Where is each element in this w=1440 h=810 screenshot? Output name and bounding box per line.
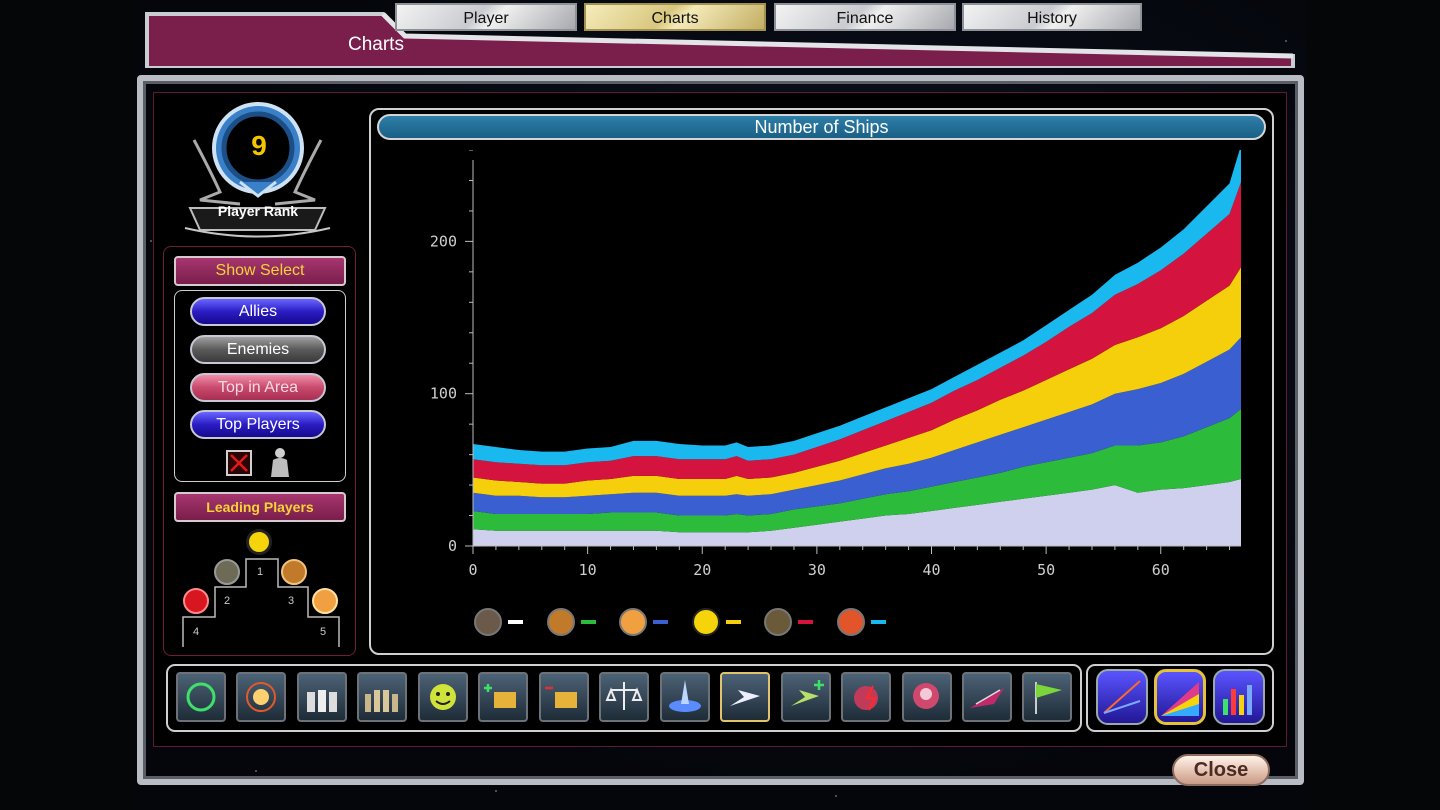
close-button[interactable]: Close (1172, 754, 1270, 786)
race-leaf-icon (764, 608, 792, 636)
planet-beam-icon[interactable] (660, 672, 710, 722)
y-tick-label: 100 (430, 385, 457, 403)
legend-swatch (581, 620, 596, 624)
race-grey-icon (474, 608, 502, 636)
player-rank-badge (184, 102, 331, 238)
area-chart-icon[interactable] (1154, 669, 1206, 725)
race-red-icon (837, 608, 865, 636)
crowd-icon[interactable] (297, 672, 347, 722)
money-plus-icon[interactable] (478, 672, 528, 722)
race-brown-icon[interactable] (281, 559, 307, 585)
race-orange-icon (619, 608, 647, 636)
podium-place-2: 2 (224, 595, 231, 607)
explosion-icon[interactable] (236, 672, 286, 722)
x-tick-label: 60 (1152, 561, 1170, 579)
ship-plus-icon[interactable] (781, 672, 831, 722)
top-players-button[interactable]: Top Players (190, 410, 326, 439)
red-x-icon (230, 454, 248, 472)
bar-chart-icon[interactable] (1213, 669, 1265, 725)
race-yellow-icon[interactable] (246, 529, 272, 555)
chart-title: Number of Ships (377, 114, 1266, 140)
army-icon[interactable] (357, 672, 407, 722)
top-in-area-button[interactable]: Top in Area (190, 373, 326, 402)
player-rank-label: Player Rank (217, 203, 299, 219)
podium-place-4: 4 (193, 626, 200, 638)
line-chart-icon[interactable] (1096, 669, 1148, 725)
fighter-icon[interactable] (962, 672, 1012, 722)
race-red-icon[interactable] (183, 588, 209, 614)
legend-swatch (798, 620, 813, 624)
flag-icon[interactable] (1022, 672, 1072, 722)
tab-history[interactable]: History (962, 3, 1142, 31)
legend-swatch (871, 620, 886, 624)
tab-charts[interactable]: Charts (584, 3, 766, 31)
clear-selection-icon[interactable] (226, 450, 252, 476)
y-tick-label: 0 (448, 537, 457, 555)
x-tick-label: 50 (1037, 561, 1055, 579)
smiley-icon[interactable] (418, 672, 468, 722)
race-yellow-icon (692, 608, 720, 636)
window-title: Charts (348, 34, 404, 55)
ships-area-chart: 0 100 200 0 10 20 30 40 50 60 (430, 150, 1241, 579)
x-tick-label: 20 (693, 561, 711, 579)
money-minus-icon[interactable] (539, 672, 589, 722)
x-tick-label: 0 (468, 561, 477, 579)
legend-swatch (508, 620, 523, 624)
x-tick-label: 30 (808, 561, 826, 579)
race-brown-icon (547, 608, 575, 636)
tab-finance[interactable]: Finance (774, 3, 956, 31)
x-tick-label: 40 (922, 561, 940, 579)
tab-player[interactable]: Player (395, 3, 577, 31)
green-orb-icon[interactable] (176, 672, 226, 722)
show-select-header: Show Select (174, 256, 346, 286)
alien-attack-icon[interactable] (902, 672, 952, 722)
leading-players-header: Leading Players (174, 492, 346, 522)
podium-place-1: 1 (257, 566, 264, 578)
player-rank-value: 9 (251, 130, 267, 161)
legend-swatch (726, 620, 741, 624)
y-tick-label: 200 (430, 232, 457, 250)
allies-button[interactable]: Allies (190, 297, 326, 326)
race-orange-icon[interactable] (312, 588, 338, 614)
person-icon[interactable] (268, 447, 292, 477)
ship-icon[interactable] (720, 672, 770, 722)
red-explosion-icon[interactable] (841, 672, 891, 722)
race-grey-icon[interactable] (214, 559, 240, 585)
podium-place-5: 5 (320, 626, 327, 638)
scales-icon[interactable] (599, 672, 649, 722)
x-tick-label: 10 (579, 561, 597, 579)
podium-place-3: 3 (288, 595, 295, 607)
legend-swatch (653, 620, 668, 624)
enemies-button[interactable]: Enemies (190, 335, 326, 364)
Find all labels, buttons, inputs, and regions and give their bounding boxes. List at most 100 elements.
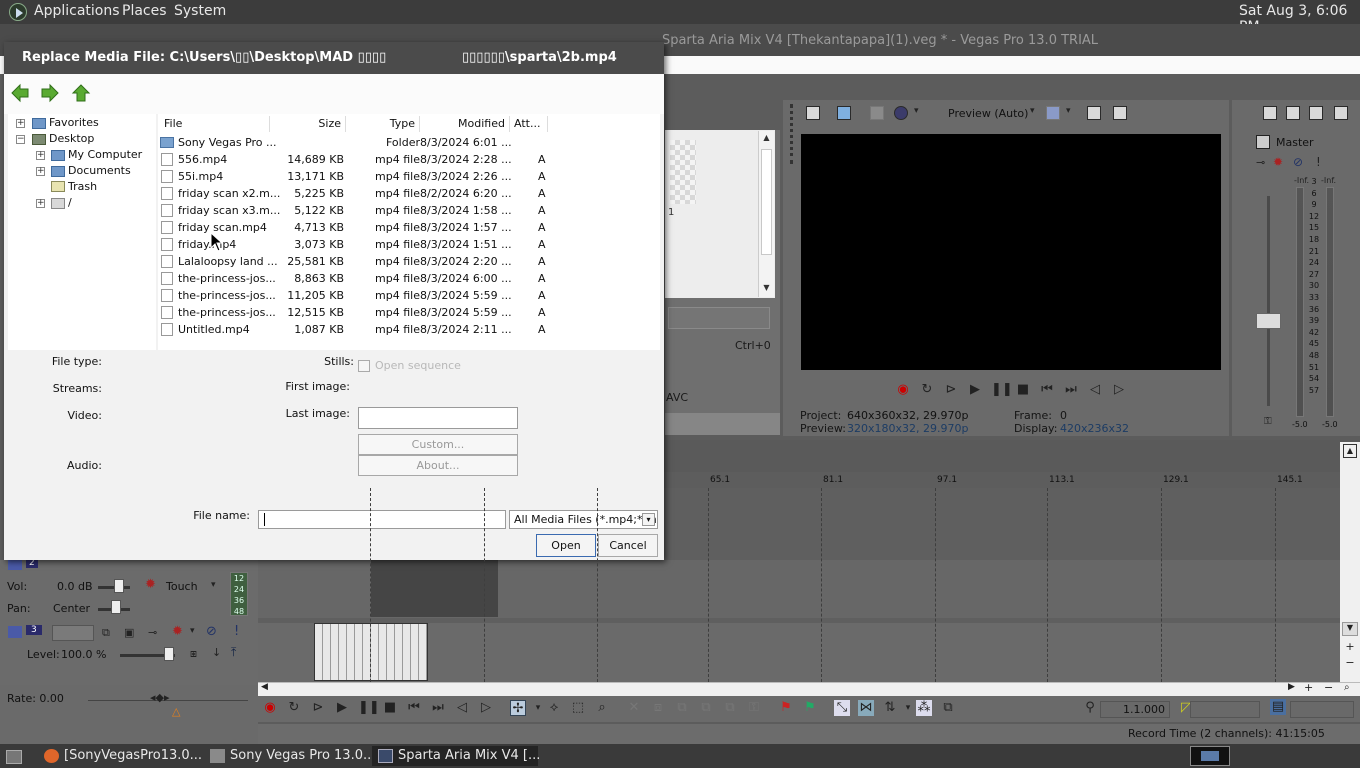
trim-end-icon[interactable]: ⧉ (698, 700, 714, 716)
properties-icon[interactable] (1263, 106, 1277, 120)
file-name-input[interactable] (258, 510, 506, 529)
selection-tool-icon[interactable]: ⬚ (570, 700, 586, 716)
chevron-down-icon[interactable]: ▾ (914, 106, 919, 116)
auto-crossfade-icon[interactable]: ⋈ (858, 700, 874, 716)
play-icon[interactable]: ▶ (334, 700, 350, 716)
file-row[interactable]: 556.mp4 14,689 KB mp4 file 8/3/2024 2:28 ..… (158, 151, 558, 168)
play-from-start-icon[interactable]: ⊳ (310, 700, 326, 716)
go-to-end-icon[interactable]: ⏭ (1063, 382, 1079, 398)
cancel-button[interactable]: Cancel (598, 534, 658, 557)
screen-capture-icon[interactable]: ▤ (1270, 699, 1286, 715)
custom-button[interactable]: Custom... (358, 434, 518, 455)
dialog-titlebar[interactable]: Replace Media File: C:\Users\▯▯\Desktop\… (4, 42, 664, 74)
file-type-filter-select[interactable]: All Media Files (*.mp4;*.m ▾ (509, 510, 658, 529)
solo-icon[interactable]: ! (1316, 155, 1321, 169)
normal-edit-tool-icon[interactable]: ✢ (510, 700, 526, 716)
folder-tree[interactable]: + Favorites − Desktop + My Computer + Do… (8, 114, 156, 350)
record-icon[interactable]: ◉ (262, 700, 278, 716)
stop-icon[interactable]: ■ (382, 700, 398, 716)
next-frame-icon[interactable]: ▷ (1111, 382, 1127, 398)
taskbar-item-firefox[interactable]: [SonyVegasPro13.0... (38, 746, 202, 766)
preview-quality-select[interactable]: Preview (Auto) (948, 107, 1028, 120)
mute-icon[interactable]: ⊘ (206, 624, 217, 639)
previous-frame-icon[interactable]: ◁ (1087, 382, 1103, 398)
column-file[interactable]: File (160, 116, 270, 132)
workspace-switcher[interactable] (1190, 746, 1230, 766)
tree-expander[interactable]: + (36, 151, 45, 160)
record-icon[interactable]: ◉ (895, 382, 911, 398)
lock-icon[interactable]: ⚿ (746, 700, 762, 716)
file-row[interactable]: Lalaloopsy land ... 25,581 KB mp4 file 8/3/… (158, 253, 558, 270)
automation-mode[interactable]: Touch (166, 580, 198, 593)
chevron-down-icon[interactable]: ▾ (1030, 106, 1035, 116)
system-menu[interactable]: System (174, 3, 226, 19)
envelope-tool-icon[interactable]: ⟡ (546, 700, 562, 716)
insert-fx-icon[interactable]: ⊸ (1256, 156, 1265, 169)
explorer-field[interactable] (668, 307, 770, 329)
last-image-field[interactable] (358, 407, 518, 429)
column-modified[interactable]: Modified (420, 116, 510, 132)
scroll-right-icon[interactable]: ▶ (1288, 682, 1295, 692)
bypass-motion-blur-icon[interactable]: ⊸ (148, 626, 157, 639)
scroll-down-icon[interactable]: ▼ (761, 283, 772, 295)
rate-slider[interactable]: ◂◆▸ (150, 691, 170, 704)
tree-item-trash[interactable]: Trash (68, 180, 97, 193)
lock-icon[interactable]: ⚿ (1264, 416, 1272, 427)
column-attributes[interactable]: Att... (510, 116, 548, 132)
file-row[interactable]: the-princess-jos... 8,863 KB mp4 file 8/3/2… (158, 270, 558, 287)
fx-chain-icon[interactable]: ⧆ (190, 647, 197, 661)
loop-icon[interactable]: ↻ (919, 382, 935, 398)
next-frame-icon[interactable]: ▷ (478, 700, 494, 716)
previous-frame-icon[interactable]: ◁ (454, 700, 470, 716)
split-screen-icon[interactable] (870, 106, 884, 120)
open-sequence-checkbox[interactable] (358, 360, 370, 372)
zoom-tool-icon[interactable]: ⌕ (1344, 682, 1350, 693)
tree-item-root[interactable]: / (68, 196, 72, 209)
explorer-scrollbar[interactable]: ▲ ▼ (758, 131, 774, 297)
master-bus-icon[interactable] (1256, 135, 1270, 149)
play-icon[interactable]: ▶ (967, 382, 983, 398)
scroll-down-icon[interactable]: ▼ (1342, 622, 1358, 636)
dim-output-icon[interactable] (1309, 106, 1323, 120)
gnome-foot-icon[interactable] (9, 3, 27, 21)
file-row[interactable]: the-princess-jos... 11,205 KB mp4 file 8/3/… (158, 287, 558, 304)
chevron-down-icon[interactable]: ▾ (190, 626, 195, 636)
file-list[interactable]: File Size Type Modified Att... Sony Vega… (158, 114, 660, 350)
automation-gear-icon[interactable]: ✹ (145, 577, 156, 592)
timeline-vertical-scrollbar[interactable]: ▲ ▼ + − (1340, 442, 1360, 682)
preview-properties-icon[interactable] (806, 106, 820, 120)
about-button[interactable]: About... (358, 455, 518, 476)
zoom-out-icon[interactable]: − (1342, 656, 1358, 670)
taskbar-item-folder[interactable]: Sony Vegas Pro 13.0... (204, 746, 375, 766)
file-row[interactable]: friday scan x2.m... 5,225 KB mp4 file 8/2/2… (158, 185, 558, 202)
zoom-tool-icon[interactable]: ⌕ (594, 700, 610, 716)
file-row[interactable]: Untitled.mp4 1,087 KB mp4 file 8/3/2024 2:1… (158, 321, 558, 338)
scroll-left-icon[interactable]: ◀ (261, 682, 268, 692)
back-arrow-icon[interactable] (10, 83, 30, 103)
fx-gear-icon[interactable]: ✹ (1273, 155, 1283, 169)
file-row[interactable]: 55i.mp4 13,171 KB mp4 file 8/3/2024 2:26 ..… (158, 168, 558, 185)
external-monitor-icon[interactable] (837, 106, 851, 120)
trim-icon[interactable]: ⧈ (650, 700, 666, 716)
level-slider[interactable] (164, 647, 174, 661)
track-motion-icon[interactable]: ⧉ (102, 626, 110, 640)
zoom-out-icon[interactable]: − (1324, 681, 1333, 694)
zoom-in-icon[interactable]: + (1304, 681, 1313, 694)
chevron-down-icon[interactable]: ▾ (211, 580, 216, 590)
column-size[interactable]: Size (270, 116, 346, 132)
forward-arrow-icon[interactable] (40, 83, 60, 103)
scroll-up-icon[interactable] (1343, 478, 1357, 492)
open-button[interactable]: Open (536, 534, 596, 557)
tree-expander[interactable]: + (16, 119, 25, 128)
video-event[interactable] (371, 560, 498, 617)
tree-expander[interactable]: + (36, 167, 45, 176)
scroll-up-icon[interactable]: ▲ (761, 133, 772, 145)
chevron-down-icon[interactable]: ▾ (530, 700, 546, 716)
compositing-icon[interactable]: ▣ (124, 626, 134, 639)
audio-event[interactable] (314, 623, 428, 681)
grid-icon[interactable] (1046, 106, 1060, 120)
solo-icon[interactable]: ! (234, 624, 239, 639)
mute-icon[interactable]: ⊘ (1293, 155, 1303, 169)
loop-length-display[interactable] (1190, 701, 1260, 718)
chevron-down-icon[interactable]: ▾ (1066, 106, 1071, 116)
--------
__Task statement__
Rewrite the lines of the records above as a numbered list, from the line with "trim-end-icon[interactable]: ⧉ (698, 700, 714, 716)" to the line with "go-to-end-icon[interactable]: ⏭ (1063, 382, 1079, 398)", including both of those lines and leaving out any blank lines.

__Written solution__
1. trim-end-icon[interactable]: ⧉ (698, 700, 714, 716)
2. properties-icon[interactable] (1263, 106, 1277, 120)
3. file-name-input[interactable] (258, 510, 506, 529)
4. selection-tool-icon[interactable]: ⬚ (570, 700, 586, 716)
5. chevron-down-icon[interactable]: ▾ (914, 106, 919, 116)
6. auto-crossfade-icon[interactable]: ⋈ (858, 700, 874, 716)
7. play-icon[interactable]: ▶ (334, 700, 350, 716)
8. file-row[interactable]: 556.mp4 14,689 KB mp4 file 8/3/2024 2:28 ..… (158, 151, 558, 168)
9. play-from-start-icon[interactable]: ⊳ (310, 700, 326, 716)
10. go-to-end-icon[interactable]: ⏭ (1063, 382, 1079, 398)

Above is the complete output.